Scan the material below for lines with the word "cộng" and report how many there are, with nothing added.

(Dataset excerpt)
□ □ □

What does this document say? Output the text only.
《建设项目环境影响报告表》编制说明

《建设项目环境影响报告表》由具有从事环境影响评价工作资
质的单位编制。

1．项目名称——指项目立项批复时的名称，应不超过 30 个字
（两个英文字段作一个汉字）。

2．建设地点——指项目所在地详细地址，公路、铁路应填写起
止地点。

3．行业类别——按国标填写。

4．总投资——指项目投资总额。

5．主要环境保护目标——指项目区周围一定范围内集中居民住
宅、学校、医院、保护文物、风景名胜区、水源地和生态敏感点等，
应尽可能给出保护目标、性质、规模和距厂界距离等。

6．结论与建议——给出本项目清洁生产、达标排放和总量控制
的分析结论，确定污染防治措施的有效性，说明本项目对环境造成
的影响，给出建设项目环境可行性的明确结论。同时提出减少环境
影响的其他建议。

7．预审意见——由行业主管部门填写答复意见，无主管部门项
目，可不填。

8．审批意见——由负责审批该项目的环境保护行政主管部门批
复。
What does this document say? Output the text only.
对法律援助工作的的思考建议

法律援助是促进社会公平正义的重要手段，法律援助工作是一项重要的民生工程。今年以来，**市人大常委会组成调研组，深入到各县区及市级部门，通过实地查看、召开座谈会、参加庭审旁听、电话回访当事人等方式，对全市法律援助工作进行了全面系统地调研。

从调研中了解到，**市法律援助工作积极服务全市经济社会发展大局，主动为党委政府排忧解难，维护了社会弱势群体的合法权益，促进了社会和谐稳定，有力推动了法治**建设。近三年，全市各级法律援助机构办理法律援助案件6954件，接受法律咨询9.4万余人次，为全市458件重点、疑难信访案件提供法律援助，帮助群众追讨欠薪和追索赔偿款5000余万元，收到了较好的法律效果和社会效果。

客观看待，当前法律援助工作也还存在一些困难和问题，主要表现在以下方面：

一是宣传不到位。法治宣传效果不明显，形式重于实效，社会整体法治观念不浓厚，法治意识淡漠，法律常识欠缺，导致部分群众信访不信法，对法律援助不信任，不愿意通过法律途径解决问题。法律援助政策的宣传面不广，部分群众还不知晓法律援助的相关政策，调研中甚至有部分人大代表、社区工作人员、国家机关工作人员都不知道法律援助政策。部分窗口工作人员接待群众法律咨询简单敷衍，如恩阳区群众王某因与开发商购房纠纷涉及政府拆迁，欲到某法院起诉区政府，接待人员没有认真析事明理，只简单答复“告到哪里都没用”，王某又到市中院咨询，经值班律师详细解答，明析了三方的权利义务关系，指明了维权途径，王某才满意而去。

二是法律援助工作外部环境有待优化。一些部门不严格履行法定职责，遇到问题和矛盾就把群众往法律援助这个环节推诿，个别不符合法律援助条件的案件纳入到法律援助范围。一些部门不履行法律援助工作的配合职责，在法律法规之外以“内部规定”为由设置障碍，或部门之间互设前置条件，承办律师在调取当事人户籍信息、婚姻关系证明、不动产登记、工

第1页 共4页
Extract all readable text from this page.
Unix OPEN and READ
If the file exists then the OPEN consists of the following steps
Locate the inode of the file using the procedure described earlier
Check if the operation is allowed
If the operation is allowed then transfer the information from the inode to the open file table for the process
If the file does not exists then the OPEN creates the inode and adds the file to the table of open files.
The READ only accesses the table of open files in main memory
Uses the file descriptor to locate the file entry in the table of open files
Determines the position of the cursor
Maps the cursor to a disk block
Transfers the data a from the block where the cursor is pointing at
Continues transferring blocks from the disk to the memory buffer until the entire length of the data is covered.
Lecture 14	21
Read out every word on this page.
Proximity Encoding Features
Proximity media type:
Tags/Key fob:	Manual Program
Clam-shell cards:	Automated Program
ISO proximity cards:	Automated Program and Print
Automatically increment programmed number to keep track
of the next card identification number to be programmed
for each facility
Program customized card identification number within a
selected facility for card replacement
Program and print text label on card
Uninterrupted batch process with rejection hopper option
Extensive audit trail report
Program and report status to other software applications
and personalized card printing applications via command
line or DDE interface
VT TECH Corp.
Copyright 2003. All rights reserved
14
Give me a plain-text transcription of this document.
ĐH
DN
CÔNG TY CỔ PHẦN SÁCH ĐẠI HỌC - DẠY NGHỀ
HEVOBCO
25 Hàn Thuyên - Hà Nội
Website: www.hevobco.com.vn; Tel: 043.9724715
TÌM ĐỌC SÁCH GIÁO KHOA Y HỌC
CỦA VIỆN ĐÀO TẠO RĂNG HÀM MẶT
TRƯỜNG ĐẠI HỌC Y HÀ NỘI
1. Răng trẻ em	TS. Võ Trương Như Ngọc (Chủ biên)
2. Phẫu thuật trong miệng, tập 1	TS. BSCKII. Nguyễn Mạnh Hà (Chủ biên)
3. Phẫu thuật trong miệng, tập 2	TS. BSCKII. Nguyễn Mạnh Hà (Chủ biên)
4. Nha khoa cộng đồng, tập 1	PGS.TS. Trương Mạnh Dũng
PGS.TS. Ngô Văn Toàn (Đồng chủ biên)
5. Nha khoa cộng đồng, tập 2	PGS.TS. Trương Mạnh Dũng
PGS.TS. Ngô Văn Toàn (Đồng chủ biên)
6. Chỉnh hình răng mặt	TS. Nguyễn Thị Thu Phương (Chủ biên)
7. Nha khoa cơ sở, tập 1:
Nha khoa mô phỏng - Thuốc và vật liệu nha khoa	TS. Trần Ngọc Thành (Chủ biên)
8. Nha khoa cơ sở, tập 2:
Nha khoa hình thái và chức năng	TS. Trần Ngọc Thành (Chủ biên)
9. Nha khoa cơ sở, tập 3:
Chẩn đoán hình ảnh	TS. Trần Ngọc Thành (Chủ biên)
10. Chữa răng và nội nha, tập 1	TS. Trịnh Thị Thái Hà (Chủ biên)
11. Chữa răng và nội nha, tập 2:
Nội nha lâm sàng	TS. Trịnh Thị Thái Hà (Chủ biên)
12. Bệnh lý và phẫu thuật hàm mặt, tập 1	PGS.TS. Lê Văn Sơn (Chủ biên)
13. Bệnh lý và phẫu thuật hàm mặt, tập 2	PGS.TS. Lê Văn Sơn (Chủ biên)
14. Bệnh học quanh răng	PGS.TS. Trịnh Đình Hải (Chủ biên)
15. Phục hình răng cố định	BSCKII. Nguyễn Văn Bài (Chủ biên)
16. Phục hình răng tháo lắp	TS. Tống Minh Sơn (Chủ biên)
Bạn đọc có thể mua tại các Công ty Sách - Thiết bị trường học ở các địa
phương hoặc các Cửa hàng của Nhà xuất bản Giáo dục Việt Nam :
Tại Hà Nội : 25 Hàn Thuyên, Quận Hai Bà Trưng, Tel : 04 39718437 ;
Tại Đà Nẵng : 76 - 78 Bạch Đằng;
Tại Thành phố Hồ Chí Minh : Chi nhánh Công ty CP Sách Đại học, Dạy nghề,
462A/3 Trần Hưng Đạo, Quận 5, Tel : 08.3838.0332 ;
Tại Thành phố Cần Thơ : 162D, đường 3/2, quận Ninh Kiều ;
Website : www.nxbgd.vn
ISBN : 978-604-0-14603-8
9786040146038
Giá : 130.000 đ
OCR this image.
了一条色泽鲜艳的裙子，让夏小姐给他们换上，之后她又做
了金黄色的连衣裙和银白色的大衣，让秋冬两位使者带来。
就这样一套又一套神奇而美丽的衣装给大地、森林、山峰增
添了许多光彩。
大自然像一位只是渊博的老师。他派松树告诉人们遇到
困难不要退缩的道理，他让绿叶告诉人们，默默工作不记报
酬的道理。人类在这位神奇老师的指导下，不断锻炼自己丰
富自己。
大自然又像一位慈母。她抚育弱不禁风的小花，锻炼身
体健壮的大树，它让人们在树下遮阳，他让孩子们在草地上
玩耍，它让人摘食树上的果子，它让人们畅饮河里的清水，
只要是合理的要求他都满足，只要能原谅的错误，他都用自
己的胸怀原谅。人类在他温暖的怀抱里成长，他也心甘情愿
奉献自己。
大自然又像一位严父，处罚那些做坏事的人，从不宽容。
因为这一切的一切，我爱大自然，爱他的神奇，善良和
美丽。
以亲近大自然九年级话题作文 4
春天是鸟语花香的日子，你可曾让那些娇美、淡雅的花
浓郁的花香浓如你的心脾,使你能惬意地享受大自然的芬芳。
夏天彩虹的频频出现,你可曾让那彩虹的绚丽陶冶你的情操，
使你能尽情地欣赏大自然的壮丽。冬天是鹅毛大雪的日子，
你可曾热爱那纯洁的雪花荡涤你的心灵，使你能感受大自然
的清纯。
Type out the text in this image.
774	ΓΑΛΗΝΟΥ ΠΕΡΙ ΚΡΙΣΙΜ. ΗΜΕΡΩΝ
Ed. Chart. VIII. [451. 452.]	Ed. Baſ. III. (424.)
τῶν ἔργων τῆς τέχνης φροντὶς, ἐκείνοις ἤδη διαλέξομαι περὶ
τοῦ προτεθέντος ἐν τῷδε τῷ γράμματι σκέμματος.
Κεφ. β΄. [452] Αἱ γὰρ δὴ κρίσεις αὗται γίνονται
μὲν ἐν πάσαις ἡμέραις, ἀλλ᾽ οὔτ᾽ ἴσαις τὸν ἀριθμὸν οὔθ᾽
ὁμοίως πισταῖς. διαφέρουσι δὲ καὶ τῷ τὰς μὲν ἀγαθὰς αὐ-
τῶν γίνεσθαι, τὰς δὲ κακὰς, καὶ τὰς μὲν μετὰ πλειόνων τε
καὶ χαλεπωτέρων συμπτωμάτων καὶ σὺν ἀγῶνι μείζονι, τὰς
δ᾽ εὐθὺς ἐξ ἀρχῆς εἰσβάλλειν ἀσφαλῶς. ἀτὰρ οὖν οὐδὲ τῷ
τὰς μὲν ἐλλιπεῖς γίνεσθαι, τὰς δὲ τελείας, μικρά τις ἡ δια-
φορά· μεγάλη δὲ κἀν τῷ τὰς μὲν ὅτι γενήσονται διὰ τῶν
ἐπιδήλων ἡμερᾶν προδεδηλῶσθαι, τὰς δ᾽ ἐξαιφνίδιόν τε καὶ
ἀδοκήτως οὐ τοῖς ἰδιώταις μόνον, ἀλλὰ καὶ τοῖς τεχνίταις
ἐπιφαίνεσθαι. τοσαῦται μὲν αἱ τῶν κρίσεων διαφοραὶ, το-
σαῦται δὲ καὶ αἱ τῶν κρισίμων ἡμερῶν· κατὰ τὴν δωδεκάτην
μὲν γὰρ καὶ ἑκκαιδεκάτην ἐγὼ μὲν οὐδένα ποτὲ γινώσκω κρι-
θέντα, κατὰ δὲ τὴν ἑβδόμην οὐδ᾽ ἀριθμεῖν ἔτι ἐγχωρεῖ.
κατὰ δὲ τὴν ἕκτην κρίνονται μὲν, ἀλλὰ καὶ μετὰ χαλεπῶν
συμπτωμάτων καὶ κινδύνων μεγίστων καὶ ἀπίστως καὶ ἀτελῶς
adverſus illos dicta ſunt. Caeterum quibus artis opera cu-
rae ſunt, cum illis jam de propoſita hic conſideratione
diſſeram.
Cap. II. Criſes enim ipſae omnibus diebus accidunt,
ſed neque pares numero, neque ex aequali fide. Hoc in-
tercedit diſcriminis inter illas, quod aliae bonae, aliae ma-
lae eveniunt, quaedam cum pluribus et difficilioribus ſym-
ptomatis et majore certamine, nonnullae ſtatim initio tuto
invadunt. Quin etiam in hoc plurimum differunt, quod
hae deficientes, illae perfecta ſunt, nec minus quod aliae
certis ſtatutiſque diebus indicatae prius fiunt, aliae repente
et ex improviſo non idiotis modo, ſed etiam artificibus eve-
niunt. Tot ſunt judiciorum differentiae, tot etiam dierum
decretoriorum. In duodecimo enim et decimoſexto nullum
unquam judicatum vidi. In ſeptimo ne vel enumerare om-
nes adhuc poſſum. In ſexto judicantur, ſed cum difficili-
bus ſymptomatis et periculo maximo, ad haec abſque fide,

□ □ □

▶ _Solution for this problem_:
2